*Written request*
Copy the records below verbatim, from their first line through the line containing "1, 651, 19]", including both of those lines.

(Element box annotations)
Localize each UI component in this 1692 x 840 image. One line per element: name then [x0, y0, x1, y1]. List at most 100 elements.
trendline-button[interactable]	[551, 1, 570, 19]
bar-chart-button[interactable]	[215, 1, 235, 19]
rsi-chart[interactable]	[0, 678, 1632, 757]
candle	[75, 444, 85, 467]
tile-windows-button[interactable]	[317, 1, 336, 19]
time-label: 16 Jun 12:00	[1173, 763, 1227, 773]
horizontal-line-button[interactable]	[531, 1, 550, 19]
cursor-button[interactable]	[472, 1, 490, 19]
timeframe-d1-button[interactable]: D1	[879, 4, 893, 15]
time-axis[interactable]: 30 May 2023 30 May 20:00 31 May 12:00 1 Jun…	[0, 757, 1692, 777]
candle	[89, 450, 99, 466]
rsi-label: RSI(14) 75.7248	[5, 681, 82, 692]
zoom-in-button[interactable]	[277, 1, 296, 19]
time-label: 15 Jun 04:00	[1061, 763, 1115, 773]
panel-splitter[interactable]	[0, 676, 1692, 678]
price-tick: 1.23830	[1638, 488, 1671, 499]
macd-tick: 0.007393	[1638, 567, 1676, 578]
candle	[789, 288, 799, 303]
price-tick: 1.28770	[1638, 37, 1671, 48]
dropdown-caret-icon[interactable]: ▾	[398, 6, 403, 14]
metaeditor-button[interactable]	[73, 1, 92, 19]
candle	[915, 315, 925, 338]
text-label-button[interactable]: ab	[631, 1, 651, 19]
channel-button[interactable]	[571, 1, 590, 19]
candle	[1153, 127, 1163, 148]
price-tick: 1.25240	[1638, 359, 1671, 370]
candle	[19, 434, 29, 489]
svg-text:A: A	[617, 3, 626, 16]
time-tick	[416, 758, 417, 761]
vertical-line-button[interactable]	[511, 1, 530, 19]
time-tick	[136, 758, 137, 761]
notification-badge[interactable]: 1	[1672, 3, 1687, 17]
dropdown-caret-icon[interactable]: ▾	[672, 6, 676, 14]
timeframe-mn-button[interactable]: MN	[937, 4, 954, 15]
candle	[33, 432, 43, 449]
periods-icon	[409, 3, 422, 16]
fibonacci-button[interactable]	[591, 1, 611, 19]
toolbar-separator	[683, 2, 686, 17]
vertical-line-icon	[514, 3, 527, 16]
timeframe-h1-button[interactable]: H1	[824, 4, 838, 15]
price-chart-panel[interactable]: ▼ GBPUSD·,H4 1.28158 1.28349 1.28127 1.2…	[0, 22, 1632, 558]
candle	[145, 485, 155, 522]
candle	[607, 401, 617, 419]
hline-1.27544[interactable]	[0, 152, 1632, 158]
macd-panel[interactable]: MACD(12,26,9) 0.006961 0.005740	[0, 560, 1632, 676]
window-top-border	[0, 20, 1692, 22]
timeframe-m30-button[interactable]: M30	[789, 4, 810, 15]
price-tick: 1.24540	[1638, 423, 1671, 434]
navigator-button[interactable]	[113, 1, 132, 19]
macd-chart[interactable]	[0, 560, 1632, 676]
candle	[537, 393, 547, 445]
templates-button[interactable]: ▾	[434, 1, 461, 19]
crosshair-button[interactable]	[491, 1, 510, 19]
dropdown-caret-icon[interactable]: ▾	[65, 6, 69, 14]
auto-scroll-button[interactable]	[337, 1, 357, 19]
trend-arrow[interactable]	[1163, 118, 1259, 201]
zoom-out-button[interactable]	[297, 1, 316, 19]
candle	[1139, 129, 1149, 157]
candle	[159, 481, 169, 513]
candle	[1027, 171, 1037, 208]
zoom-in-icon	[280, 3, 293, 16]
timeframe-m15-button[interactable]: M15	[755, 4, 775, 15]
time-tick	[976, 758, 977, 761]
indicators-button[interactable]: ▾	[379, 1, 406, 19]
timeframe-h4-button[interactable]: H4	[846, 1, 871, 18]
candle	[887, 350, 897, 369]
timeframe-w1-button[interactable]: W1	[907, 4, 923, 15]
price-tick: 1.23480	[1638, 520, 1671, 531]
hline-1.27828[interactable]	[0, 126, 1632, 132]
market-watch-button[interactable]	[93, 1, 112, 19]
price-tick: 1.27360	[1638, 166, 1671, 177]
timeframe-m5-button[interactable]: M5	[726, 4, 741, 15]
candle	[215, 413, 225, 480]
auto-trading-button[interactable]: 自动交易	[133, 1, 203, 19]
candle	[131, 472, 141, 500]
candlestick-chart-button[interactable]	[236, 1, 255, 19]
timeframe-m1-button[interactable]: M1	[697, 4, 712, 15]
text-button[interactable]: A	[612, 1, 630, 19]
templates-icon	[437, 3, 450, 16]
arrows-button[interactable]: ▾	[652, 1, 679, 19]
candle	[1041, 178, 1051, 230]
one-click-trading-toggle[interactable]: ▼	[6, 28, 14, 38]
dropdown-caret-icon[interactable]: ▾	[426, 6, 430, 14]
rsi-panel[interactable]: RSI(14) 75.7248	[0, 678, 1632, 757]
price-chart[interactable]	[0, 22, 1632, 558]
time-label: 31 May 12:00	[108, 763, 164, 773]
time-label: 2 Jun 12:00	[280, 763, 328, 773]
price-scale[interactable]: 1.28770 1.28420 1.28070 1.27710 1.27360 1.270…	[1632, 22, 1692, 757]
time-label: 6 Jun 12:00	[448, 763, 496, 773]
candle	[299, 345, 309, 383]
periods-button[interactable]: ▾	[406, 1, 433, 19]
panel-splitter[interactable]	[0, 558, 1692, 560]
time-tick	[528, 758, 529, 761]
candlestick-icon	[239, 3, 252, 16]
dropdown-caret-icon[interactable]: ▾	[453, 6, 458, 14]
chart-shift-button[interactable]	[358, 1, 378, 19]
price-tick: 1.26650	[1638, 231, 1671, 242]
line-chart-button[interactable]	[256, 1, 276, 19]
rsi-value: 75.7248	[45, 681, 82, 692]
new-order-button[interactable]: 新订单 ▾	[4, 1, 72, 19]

*Full solution*
Localize each UI component in this 1692 x 840 image. One line per element: name then [x0, y0, x1, y1]. List at most 100 elements.
trendline-button[interactable]	[551, 1, 570, 19]
bar-chart-button[interactable]	[215, 1, 235, 19]
rsi-chart[interactable]	[0, 678, 1632, 757]
candle	[75, 444, 85, 467]
tile-windows-button[interactable]	[317, 1, 336, 19]
time-label: 16 Jun 12:00	[1173, 763, 1227, 773]
horizontal-line-button[interactable]	[531, 1, 550, 19]
cursor-button[interactable]	[472, 1, 490, 19]
timeframe-d1-button[interactable]: D1	[879, 4, 893, 15]
time-axis[interactable]: 30 May 2023 30 May 20:00 31 May 12:00 1 Jun…	[0, 757, 1692, 777]
candle	[89, 450, 99, 466]
rsi-label: RSI(14) 75.7248	[5, 681, 82, 692]
zoom-in-button[interactable]	[277, 1, 296, 19]
time-label: 15 Jun 04:00	[1061, 763, 1115, 773]
panel-splitter[interactable]	[0, 676, 1692, 678]
price-tick: 1.23830	[1638, 488, 1671, 499]
macd-tick: 0.007393	[1638, 567, 1676, 578]
candle	[789, 288, 799, 303]
price-tick: 1.28770	[1638, 37, 1671, 48]
dropdown-caret-icon[interactable]: ▾	[398, 6, 403, 14]
metaeditor-button[interactable]	[73, 1, 92, 19]
candle	[915, 315, 925, 338]
text-label-button[interactable]: ab	[631, 1, 651, 19]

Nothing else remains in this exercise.